* ESTRATTO DEL TESTO *

--

Provo a spiegare a Yae che non è colpa sua, che non può assorbire i problemi di tutte le persone che non stanno bene. Lei mi dice che lo sa, ma non riesce a non farsene carico. Il suo viso, giovane e pulito come quello di tutti i giapponesi, tradisce tratti malinconici, un’appena accennata ruga che le ragazze della sua età non hanno.
Me la immagino tornare a casa la sera tarda, due ore sui mezzi pubblici dopo una giornata a sentirli raccontare problemi di ogni tipo. Chiusa nella metropolitana che la sballotta sui sedili, ancora immersa nei suoi pensieri, magari nel fallimento di un paziente che non è guarito.
Mi racconta che non solo deve accogliere chi si presenta in clinica di persona, ma deve anche rispondere a chi chiama al telefono. In questo caso è ancora più difficile, perché non hai la persona di fronte, non c’è un medico che può aiutarla. Se la telefonata va bene, convince la persona a presentarsi in clinica, se va male potrebbe suicidarsi dopo pochi minuti. Lavora sotto ad un bombardamento continuo. Per me è difficile immaginarlo, in un Paese dove vedo tutto funzionare, tutti gentili e cordiali. Ma ogni società nasconde i suoi mostri, e in un Paese dove tutto e ognuno deve essere sempre perfetto, se non sei abbastanza forte vieni stritolato. Soccombi e vai in clinica, dove qualcuno si prende cura di te.

--

[Dati di analisi strutturata della pagina]
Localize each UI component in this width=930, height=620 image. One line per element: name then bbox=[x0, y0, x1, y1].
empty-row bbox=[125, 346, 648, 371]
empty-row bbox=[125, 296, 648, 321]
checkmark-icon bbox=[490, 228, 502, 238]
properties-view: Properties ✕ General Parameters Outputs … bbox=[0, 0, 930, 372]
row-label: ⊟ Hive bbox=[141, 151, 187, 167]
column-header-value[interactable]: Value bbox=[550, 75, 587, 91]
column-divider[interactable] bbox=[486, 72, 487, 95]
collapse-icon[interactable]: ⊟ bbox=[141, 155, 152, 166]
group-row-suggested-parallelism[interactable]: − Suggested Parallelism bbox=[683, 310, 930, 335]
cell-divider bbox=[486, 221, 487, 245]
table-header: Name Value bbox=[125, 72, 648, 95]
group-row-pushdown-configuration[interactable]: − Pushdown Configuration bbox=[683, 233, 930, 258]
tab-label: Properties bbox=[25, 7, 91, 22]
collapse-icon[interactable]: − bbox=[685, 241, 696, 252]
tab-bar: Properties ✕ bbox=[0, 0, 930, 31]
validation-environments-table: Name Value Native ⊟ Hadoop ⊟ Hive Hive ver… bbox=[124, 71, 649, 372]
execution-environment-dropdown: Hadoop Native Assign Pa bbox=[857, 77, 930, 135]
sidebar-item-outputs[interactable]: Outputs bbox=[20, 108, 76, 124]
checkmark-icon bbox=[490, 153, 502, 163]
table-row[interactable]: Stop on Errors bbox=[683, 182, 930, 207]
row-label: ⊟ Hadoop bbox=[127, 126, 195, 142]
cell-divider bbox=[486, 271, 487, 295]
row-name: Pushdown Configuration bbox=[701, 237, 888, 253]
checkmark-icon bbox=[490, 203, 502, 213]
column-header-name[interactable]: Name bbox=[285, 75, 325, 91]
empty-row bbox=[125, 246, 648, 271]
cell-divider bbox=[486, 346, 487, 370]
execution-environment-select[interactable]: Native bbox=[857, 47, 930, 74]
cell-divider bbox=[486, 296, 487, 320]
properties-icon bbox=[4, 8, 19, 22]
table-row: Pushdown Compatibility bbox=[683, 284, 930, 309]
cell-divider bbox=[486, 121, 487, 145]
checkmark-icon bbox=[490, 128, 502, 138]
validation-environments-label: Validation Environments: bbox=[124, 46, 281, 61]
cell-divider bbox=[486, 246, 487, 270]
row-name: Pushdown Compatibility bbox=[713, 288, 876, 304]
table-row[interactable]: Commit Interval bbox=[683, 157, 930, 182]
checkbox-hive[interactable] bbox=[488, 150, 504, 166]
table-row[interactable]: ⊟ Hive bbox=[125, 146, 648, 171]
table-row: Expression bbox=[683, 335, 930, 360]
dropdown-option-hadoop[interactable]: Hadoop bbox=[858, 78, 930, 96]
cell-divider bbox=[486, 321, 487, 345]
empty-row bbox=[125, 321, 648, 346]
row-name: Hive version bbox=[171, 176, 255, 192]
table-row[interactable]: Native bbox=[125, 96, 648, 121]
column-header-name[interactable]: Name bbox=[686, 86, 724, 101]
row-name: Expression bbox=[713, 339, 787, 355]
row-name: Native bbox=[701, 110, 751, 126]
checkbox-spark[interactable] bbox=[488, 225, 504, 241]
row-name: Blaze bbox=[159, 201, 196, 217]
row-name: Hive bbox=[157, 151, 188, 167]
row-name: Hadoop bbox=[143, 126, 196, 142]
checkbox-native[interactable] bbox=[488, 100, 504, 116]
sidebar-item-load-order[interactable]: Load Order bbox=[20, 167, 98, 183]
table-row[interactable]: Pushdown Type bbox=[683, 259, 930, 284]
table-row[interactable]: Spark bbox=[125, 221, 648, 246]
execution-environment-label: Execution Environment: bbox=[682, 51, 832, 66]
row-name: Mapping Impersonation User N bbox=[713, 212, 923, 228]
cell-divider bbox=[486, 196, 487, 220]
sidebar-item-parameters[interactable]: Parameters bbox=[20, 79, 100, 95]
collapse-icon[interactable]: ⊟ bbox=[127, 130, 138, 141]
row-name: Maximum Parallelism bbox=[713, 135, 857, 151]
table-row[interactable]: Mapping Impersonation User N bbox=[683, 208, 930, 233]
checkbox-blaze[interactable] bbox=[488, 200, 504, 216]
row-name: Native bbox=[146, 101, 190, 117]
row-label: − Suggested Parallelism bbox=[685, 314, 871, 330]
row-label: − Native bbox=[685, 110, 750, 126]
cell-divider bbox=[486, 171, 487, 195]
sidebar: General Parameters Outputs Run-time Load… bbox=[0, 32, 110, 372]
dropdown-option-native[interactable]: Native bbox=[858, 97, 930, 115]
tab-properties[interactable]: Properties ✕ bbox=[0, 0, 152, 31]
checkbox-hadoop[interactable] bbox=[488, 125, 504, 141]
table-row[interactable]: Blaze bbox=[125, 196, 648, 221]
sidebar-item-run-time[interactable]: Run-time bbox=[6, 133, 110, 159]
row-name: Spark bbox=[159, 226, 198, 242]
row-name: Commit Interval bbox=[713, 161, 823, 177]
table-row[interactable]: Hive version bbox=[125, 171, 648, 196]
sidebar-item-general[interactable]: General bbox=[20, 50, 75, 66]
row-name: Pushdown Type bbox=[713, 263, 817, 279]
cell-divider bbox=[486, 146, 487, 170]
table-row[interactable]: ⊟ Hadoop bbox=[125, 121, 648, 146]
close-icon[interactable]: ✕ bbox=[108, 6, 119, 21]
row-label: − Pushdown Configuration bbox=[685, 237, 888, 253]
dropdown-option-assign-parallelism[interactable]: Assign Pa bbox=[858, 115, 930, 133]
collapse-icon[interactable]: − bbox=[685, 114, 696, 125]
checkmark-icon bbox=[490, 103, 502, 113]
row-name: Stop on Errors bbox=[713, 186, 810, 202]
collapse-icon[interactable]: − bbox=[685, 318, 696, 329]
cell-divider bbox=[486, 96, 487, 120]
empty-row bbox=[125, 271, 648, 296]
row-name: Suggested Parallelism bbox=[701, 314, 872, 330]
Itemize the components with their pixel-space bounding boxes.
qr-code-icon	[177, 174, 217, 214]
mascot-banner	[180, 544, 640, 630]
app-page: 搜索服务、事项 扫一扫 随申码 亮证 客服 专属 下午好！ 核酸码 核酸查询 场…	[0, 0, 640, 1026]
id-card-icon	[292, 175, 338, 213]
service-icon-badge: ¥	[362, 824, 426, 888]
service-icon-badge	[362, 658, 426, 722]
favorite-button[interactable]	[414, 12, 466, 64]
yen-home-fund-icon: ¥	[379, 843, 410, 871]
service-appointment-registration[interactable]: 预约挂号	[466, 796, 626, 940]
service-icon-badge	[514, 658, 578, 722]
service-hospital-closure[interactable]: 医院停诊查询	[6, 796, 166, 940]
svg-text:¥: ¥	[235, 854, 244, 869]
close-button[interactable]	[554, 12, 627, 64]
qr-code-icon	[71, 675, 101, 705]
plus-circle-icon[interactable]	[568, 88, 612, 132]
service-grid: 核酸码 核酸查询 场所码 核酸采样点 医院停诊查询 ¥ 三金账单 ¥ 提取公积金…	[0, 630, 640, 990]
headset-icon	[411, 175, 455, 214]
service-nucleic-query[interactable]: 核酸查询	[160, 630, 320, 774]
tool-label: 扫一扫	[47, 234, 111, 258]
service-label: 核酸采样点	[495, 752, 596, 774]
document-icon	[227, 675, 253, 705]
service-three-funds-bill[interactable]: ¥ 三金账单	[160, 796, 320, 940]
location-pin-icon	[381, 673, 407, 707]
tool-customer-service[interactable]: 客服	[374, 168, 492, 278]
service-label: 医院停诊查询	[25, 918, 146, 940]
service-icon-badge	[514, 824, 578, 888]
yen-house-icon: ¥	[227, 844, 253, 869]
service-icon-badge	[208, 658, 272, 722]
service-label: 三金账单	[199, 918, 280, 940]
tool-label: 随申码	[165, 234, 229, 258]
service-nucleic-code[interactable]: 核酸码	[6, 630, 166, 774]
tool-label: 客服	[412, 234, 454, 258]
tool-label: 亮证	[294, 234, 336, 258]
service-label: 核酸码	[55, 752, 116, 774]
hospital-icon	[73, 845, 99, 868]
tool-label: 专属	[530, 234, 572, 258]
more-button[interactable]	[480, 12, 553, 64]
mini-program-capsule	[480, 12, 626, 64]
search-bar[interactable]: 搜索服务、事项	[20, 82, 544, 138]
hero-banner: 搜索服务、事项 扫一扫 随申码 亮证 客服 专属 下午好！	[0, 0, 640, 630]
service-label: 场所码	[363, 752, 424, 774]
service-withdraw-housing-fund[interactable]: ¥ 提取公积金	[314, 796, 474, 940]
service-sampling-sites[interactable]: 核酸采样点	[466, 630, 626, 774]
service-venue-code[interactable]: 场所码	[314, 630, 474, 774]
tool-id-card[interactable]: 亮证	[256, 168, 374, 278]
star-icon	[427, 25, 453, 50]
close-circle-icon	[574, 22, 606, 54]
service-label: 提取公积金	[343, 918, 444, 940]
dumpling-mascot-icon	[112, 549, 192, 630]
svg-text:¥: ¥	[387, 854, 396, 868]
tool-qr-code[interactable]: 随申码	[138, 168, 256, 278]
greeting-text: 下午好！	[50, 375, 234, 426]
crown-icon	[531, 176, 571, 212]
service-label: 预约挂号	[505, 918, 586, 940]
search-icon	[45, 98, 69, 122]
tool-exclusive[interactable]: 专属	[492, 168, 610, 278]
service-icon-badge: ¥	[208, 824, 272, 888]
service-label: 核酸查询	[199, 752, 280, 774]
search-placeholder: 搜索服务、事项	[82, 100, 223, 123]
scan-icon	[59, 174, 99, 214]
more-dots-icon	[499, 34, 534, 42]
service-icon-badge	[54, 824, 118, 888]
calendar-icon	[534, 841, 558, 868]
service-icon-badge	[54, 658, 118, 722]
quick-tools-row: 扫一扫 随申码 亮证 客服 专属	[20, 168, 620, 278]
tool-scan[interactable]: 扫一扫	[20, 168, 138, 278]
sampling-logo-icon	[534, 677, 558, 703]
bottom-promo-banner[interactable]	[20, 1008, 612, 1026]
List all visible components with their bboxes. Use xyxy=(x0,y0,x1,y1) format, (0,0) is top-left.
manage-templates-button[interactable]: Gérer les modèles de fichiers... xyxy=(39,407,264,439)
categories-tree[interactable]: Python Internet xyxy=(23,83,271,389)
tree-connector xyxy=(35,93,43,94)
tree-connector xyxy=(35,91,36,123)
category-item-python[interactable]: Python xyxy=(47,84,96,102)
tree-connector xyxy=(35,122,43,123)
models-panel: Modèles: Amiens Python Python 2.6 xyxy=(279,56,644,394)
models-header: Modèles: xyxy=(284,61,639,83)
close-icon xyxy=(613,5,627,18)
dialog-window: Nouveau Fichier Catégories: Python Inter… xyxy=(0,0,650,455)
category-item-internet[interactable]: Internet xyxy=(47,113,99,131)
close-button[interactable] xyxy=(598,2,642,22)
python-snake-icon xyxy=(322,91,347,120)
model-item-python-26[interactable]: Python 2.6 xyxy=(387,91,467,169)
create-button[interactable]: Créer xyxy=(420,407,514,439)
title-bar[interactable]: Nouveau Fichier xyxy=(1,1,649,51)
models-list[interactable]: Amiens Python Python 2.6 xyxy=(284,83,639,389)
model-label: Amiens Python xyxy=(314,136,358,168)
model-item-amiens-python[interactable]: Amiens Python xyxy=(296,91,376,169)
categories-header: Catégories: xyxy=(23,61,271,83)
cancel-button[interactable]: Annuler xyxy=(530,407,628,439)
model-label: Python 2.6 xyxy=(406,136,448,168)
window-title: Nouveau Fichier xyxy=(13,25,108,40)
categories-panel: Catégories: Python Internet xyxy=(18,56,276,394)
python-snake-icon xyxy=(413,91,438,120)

--

* ISTRUZIONI *
1. Ricopia dal brano su Yae il passo che comincia con le parole "Mi racconta che" e si chiude dopo le parole "cura di te.".
2. Per favore, indica che cosa deve fare Yae oltre ad accogliere chi si presenta in clinica di persona, secondo il brano su Yae.
3. Riprendi il brano su Yae e proseguilo a partire dalla sua ultima frase.

* RISULTATI ATTESI *
1.
Mi racconta che non solo deve accogliere chi si presenta in clinica di persona, ma deve anche rispondere a chi chiama al telefono. In questo caso è ancora più difficile, perché non hai la persona di fronte, non c’è un medico che può aiutarla. Se la telefonata va bene, convince la persona a presentarsi in clinica, se va male potrebbe suicidarsi dopo pochi minuti. Lavora sotto ad un bombardamento continuo. Per me è difficile immaginarlo, in un Paese dove vedo tutto funzionare, tutti gentili e cordiali. Ma ogni società nasconde i suoi mostri, e in un Paese dove tutto e ognuno deve essere sempre perfetto, se non sei abbastanza forte vieni stritolato. Soccombi e vai in clinica, dove qualcuno si prende cura di te.

2. Deve anche rispondere a chi chiama al telefono.

3.
Yae, come tutti i giapponesi, ha pochissime ferie. Per lo più, riesce a fare qualche weekend lungo. Viaggiare in Europa è un sogno a cui in realtà non pensa seriamente.
Ci rivediamo la sera, in una izakaya (il pub giapponese) dove mangiamo e beviamo una Sapporo. Parliamo della bella giornata allo Shikotsuko. Intravedo intorno al suo viso un’aurea di malinconia. Domani prenderà un volo per Tokyo, e nella testa forse i problemi hanno già ripreso a turbinare.
Io invece avrò ancora diversi giorni di vacanza. Ma non insisto su questo tema, altrimenti dovrei chiederle scusa di questo, del mio privilegio di potere viaggiare più volte all’anno, e lei si scuserebbe per avere creato la situazione di imbarazzo. Allora mi trasformo un po’ in giapponese anch’io e certe cose le lascio sottointese, in un dialogo sempre più delicato. Domani Yae tornerà alla sua vita a Tokyo, io continuerò a girovagare per l’Hokkaido, mentre le acque dello Shikotsuko rimarranno lì, blu e increspate dal vento, ascoltando e disperdendo altre storie, altri discorsi, altre scuse.